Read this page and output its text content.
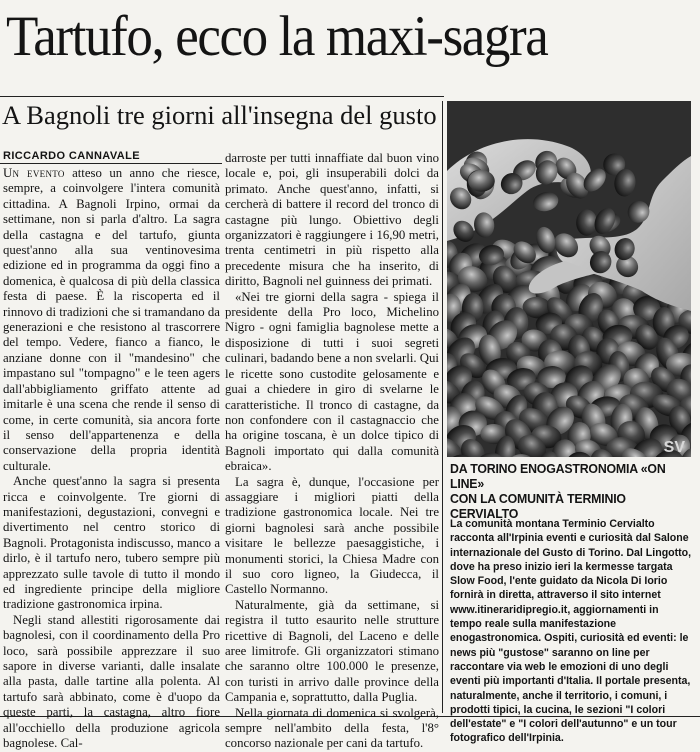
Tartufo, ecco la maxi-sagra
A Bagnoli tre giorni all'insegna del gusto
RICCARDO CANNAVALE

Un evento atteso un anno che riesce, sempre, a coinvolgere l'intera comunità cittadina. A Bagnoli Irpino, ormai da settimane, non si parla d'altro. La sagra della castagna e del tartufo, giunta quest'anno alla sua ventinovesima edizione ed in programma da oggi fino a domenica, è qualcosa di più della classica festa di paese. È la riscoperta ed il rinnovo di tradizioni che si tramandano da generazioni e che resistono al trascorrere del tempo. Vedere, fianco a fianco, le anziane donne con il "mandesino" che impastano sul "tompagno" e le teen agers dall'abbigliamento griffato attente ad imitarle è una scena che rende il senso di come, in certe comunità, sia ancora forte il senso dell'appartenenza e della conservazione della propria identità culturale.

Anche quest'anno la sagra si presenta ricca e coinvolgente. Tre giorni di manifestazioni, degustazioni, convegni e divertimento nel centro storico di Bagnoli. Protagonista indiscusso, manco a dirlo, è il tartufo nero, tubero sempre più apprezzato sulle tavole di tutto il mondo ed ingrediente principe della migliore tradizione gastronomica irpina.

Negli stand allestiti rigorosamente dai bagnolesi, con il coordinamento della Pro loco, sarà possibile apprezzare il suo sapore in diverse varianti, dalle insalate alla pasta, dalle tartine alla polenta. Al tartufo sarà abbinato, come è d'uopo da queste parti, la castagna, altro fiore all'occhiello della produzione agricola bagnolese. Cal-

darroste per tutti innaffiate dal buon vino locale e, poi, gli insuperabili dolci da primato. Anche quest'anno, infatti, si cercherà di battere il record del tronco di castagne più lungo. Obiettivo degli organizzatori è raggiungere i 16,90 metri, trenta centimetri in più rispetto alla precedente misura che ha inserito, di diritto, Bagnoli nel guinness dei primati.

«Nei tre giorni della sagra - spiega il presidente della Pro loco, Michelino Nigro - ogni famiglia bagnolese mette a disposizione di tutti i suoi segreti culinari, badando bene a non svelarli. Qui le ricette sono custodite gelosamente e guai a chiedere in giro di svelarne le caratteristiche. Il tronco di castagne, da non confondere con il castagnaccio che ha origine toscana, è un dolce tipico di Bagnoli importato qui dalla comunità ebraica».

La sagra è, dunque, l'occasione per assaggiare i migliori piatti della tradizione gastronomica locale. Nei tre giorni bagnolesi sarà anche possibile visitare le bellezze paesaggistiche, i monumenti storici, la Chiesa Madre con il suo coro ligneo, la Giudecca, il Castello Normanno.

Naturalmente, già da settimane, si registra il tutto esaurito nelle strutture ricettive di Bagnoli, del Laceno e delle aree limitrofe. Gli organizzatori stimano che saranno oltre 100.000 le presenze, con turisti in arrivo dalle province della Campania e, soprattutto, dalla Puglia.

Nella giornata di domenica si svolgerà, sempre nell'ambito della festa, l'8° concorso nazionale per cani da tartufo.

SV
DA TORINO ENOGASTRONOMIA «ON LINE»
CON LA COMUNITÀ TERMINIO CERVIALTO

La comunità montana Terminio Cervialto racconta all'Irpinia eventi e curiosità dal Salone internazionale del Gusto di Torino. Dal Lingotto, dove ha preso inizio ieri la kermesse targata Slow Food, l'ente guidato da Nicola Di Iorio fornirà in diretta, attraverso il sito internet www.itineraridipregio.it, aggiornamenti in tempo reale sulla manifestazione enogastronomica. Ospiti, curiosità ed eventi: le news più "gustose" saranno on line per raccontare via web le emozioni di uno degli eventi più importanti d'Italia. Il portale presenta, naturalmente, anche il territorio, i comuni, i prodotti tipici, la cucina, le sezioni "I colori dell'estate" e "I colori dell'autunno" e un tour fotografico dell'Irpinia.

━━━━

> **The task**: Omit the images and transcribe all of the records above word for word.

> **Exercise result**:
Read this page and output its text content.
Tartufo, ecco la maxi-sagra
A Bagnoli tre giorni all'insegna del gusto
RICCARDO CANNAVALE

Un evento atteso un anno che riesce, sempre, a coinvolgere l'intera comunità cittadina. A Bagnoli Irpino, ormai da settimane, non si parla d'altro. La sagra della castagna e del tartufo, giunta quest'anno alla sua ventinovesima edizione ed in programma da oggi fino a domenica, è qualcosa di più della classica festa di paese. È la riscoperta ed il rinnovo di tradizioni che si tramandano da generazioni e che resistono al trascorrere del tempo. Vedere, fianco a fianco, le anziane donne con il "mandesino" che impastano sul "tompagno" e le teen agers dall'abbigliamento griffato attente ad imitarle è una scena che rende il senso di come, in certe comunità, sia ancora forte il senso dell'appartenenza e della conservazione della propria identità culturale.

Anche quest'anno la sagra si presenta ricca e coinvolgente. Tre giorni di manifestazioni, degustazioni, convegni e divertimento nel centro storico di Bagnoli. Protagonista indiscusso, manco a dirlo, è il tartufo nero, tubero sempre più apprezzato sulle tavole di tutto il mondo ed ingrediente principe della migliore tradizione gastronomica irpina.

Negli stand allestiti rigorosamente dai bagnolesi, con il coordinamento della Pro loco, sarà possibile apprezzare il suo sapore in diverse varianti, dalle insalate alla pasta, dalle tartine alla polenta. Al tartufo sarà abbinato, come è d'uopo da queste parti, la castagna, altro fiore all'occhiello della produzione agricola bagnolese. Cal-

darroste per tutti innaffiate dal buon vino locale e, poi, gli insuperabili dolci da primato. Anche quest'anno, infatti, si cercherà di battere il record del tronco di castagne più lungo. Obiettivo degli organizzatori è raggiungere i 16,90 metri, trenta centimetri in più rispetto alla precedente misura che ha inserito, di diritto, Bagnoli nel guinness dei primati.

«Nei tre giorni della sagra - spiega il presidente della Pro loco, Michelino Nigro - ogni famiglia bagnolese mette a disposizione di tutti i suoi segreti culinari, badando bene a non svelarli. Qui le ricette sono custodite gelosamente e guai a chiedere in giro di svelarne le caratteristiche. Il tronco di castagne, da non confondere con il castagnaccio che ha origine toscana, è un dolce tipico di Bagnoli importato qui dalla comunità ebraica».

La sagra è, dunque, l'occasione per assaggiare i migliori piatti della tradizione gastronomica locale. Nei tre giorni bagnolesi sarà anche possibile visitare le bellezze paesaggistiche, i monumenti storici, la Chiesa Madre con il suo coro ligneo, la Giudecca, il Castello Normanno.

Naturalmente, già da settimane, si registra il tutto esaurito nelle strutture ricettive di Bagnoli, del Laceno e delle aree limitrofe. Gli organizzatori stimano che saranno oltre 100.000 le presenze, con turisti in arrivo dalle province della Campania e, soprattutto, dalla Puglia.

Nella giornata di domenica si svolgerà, sempre nell'ambito della festa, l'8° concorso nazionale per cani da tartufo.

SV
DA TORINO ENOGASTRONOMIA «ON LINE»
CON LA COMUNITÀ TERMINIO CERVIALTO

La comunità montana Terminio Cervialto racconta all'Irpinia eventi e curiosità dal Salone internazionale del Gusto di Torino. Dal Lingotto, dove ha preso inizio ieri la kermesse targata Slow Food, l'ente guidato da Nicola Di Iorio fornirà in diretta, attraverso il sito internet www.itineraridipregio.it, aggiornamenti in tempo reale sulla manifestazione enogastronomica. Ospiti, curiosità ed eventi: le news più "gustose" saranno on line per raccontare via web le emozioni di uno degli eventi più importanti d'Italia. Il portale presenta, naturalmente, anche il territorio, i comuni, i prodotti tipici, la cucina, le sezioni "I colori dell'estate" e "I colori dell'autunno" e un tour fotografico dell'Irpinia.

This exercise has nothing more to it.